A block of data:
★ ★ ★ ★ ★ ★ ★
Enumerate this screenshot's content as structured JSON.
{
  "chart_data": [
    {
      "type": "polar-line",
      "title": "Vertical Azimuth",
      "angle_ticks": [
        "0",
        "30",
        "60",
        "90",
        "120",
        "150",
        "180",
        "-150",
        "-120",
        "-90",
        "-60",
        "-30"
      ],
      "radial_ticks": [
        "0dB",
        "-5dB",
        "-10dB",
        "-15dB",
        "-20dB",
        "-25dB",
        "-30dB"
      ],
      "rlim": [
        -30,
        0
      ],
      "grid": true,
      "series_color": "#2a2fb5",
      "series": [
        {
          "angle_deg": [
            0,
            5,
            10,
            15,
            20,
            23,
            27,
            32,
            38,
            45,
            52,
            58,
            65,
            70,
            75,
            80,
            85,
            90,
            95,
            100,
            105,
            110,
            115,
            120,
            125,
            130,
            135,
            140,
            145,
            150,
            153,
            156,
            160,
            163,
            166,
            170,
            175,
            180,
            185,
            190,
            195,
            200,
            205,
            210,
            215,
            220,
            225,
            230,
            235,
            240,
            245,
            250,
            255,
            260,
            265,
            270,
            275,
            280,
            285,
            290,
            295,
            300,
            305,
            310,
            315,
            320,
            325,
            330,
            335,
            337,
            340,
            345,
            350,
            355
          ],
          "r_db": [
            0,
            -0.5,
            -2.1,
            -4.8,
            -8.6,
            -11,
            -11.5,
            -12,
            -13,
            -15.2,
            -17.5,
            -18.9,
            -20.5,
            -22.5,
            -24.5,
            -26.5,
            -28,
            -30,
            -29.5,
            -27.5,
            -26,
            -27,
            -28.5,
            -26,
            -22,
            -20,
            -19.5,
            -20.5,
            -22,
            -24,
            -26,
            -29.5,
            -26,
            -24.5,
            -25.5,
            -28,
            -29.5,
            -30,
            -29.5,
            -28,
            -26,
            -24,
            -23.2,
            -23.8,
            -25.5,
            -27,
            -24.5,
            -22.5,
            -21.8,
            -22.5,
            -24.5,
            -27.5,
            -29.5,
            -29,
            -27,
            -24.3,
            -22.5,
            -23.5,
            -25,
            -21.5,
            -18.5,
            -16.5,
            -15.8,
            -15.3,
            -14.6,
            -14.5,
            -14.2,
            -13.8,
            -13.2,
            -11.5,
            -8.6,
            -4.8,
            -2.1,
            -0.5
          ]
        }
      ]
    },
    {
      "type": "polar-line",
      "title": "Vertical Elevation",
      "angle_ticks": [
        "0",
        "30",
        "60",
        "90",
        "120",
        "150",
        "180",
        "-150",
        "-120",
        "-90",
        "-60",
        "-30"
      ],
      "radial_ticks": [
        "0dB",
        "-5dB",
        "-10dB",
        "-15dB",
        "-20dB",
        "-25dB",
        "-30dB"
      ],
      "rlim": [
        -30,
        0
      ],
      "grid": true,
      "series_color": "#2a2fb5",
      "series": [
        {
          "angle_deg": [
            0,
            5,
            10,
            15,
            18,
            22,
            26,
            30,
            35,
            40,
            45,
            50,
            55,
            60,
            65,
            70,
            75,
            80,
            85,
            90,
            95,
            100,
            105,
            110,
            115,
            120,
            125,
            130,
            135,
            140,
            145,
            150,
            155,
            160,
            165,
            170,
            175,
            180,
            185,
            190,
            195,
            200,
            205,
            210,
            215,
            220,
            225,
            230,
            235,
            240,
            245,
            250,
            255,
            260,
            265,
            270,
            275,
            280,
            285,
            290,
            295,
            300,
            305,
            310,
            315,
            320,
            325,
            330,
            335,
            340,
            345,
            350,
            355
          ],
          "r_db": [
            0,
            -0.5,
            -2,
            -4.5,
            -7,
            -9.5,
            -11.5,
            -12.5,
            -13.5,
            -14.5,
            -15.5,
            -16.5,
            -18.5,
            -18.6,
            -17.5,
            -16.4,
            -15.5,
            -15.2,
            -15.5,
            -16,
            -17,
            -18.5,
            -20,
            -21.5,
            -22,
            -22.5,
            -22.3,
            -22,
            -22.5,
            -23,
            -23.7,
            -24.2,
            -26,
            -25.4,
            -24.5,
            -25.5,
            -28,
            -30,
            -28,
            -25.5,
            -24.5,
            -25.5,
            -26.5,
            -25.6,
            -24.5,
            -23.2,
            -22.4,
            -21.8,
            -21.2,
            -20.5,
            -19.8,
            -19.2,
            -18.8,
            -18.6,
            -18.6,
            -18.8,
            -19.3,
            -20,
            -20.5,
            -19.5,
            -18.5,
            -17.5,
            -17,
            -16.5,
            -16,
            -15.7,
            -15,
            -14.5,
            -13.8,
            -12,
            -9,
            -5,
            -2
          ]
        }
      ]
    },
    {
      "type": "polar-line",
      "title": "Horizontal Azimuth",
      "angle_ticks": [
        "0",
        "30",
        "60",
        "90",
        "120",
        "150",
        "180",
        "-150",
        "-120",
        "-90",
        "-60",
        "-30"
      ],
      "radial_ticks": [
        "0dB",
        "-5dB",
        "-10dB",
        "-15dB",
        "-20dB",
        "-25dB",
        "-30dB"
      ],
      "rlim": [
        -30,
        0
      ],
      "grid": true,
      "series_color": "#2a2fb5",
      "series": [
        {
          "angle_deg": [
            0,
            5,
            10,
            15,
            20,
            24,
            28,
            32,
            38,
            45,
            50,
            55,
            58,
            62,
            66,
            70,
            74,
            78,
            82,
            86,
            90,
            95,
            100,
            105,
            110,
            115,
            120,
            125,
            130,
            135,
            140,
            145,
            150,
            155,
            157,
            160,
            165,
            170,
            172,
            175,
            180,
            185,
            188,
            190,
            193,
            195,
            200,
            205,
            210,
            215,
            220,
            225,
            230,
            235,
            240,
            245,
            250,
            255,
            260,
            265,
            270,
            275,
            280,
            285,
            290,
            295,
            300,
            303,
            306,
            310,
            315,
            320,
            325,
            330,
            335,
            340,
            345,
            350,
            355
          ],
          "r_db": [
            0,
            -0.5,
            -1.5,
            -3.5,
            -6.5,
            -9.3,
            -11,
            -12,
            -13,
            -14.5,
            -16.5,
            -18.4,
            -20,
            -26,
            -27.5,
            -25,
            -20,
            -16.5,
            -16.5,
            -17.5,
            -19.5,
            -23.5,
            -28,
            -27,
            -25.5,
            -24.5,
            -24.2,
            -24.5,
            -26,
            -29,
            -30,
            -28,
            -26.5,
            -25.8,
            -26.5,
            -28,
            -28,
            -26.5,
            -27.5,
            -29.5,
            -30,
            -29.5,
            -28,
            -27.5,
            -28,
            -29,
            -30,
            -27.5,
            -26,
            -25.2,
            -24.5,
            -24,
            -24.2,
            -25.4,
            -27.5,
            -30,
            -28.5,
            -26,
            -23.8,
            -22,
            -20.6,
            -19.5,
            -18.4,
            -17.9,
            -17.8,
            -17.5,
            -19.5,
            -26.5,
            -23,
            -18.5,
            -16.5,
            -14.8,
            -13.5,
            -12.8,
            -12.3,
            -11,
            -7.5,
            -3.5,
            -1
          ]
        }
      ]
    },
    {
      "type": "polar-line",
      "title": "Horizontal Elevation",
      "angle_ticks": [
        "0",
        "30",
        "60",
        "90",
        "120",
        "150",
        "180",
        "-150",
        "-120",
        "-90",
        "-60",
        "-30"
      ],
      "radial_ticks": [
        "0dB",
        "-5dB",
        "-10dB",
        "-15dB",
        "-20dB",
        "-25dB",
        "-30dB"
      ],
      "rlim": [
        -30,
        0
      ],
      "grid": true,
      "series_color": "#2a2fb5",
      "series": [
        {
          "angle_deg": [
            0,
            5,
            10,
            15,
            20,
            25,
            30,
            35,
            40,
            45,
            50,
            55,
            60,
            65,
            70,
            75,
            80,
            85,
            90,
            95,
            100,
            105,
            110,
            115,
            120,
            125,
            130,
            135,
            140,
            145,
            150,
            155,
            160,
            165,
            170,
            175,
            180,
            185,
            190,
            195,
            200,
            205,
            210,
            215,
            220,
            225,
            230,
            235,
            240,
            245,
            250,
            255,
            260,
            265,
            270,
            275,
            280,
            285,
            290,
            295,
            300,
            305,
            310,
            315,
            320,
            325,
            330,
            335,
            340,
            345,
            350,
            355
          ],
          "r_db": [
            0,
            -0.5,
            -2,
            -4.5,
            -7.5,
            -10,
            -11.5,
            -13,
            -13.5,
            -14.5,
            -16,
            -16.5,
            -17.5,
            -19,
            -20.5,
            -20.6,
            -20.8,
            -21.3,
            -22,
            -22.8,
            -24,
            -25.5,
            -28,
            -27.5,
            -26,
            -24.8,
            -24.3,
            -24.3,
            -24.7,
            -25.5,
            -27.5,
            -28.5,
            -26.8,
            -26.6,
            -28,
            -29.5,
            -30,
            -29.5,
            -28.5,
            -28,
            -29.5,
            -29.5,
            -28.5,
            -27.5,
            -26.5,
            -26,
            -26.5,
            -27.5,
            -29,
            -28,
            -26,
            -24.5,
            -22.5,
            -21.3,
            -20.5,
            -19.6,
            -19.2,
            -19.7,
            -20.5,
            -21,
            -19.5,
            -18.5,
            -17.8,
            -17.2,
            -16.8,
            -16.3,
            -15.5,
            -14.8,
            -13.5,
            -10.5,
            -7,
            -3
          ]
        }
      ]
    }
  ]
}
★ ★ ★ ★ ★ ★ ★
* _Task objective_
Check every line of the data, and copy the ones that contain "title".

* _Output for this exercise_
      "title": "Vertical Azimuth",
      "title": "Vertical Elevation",
      "title": "Horizontal Azimuth",
      "title": "Horizontal Elevation",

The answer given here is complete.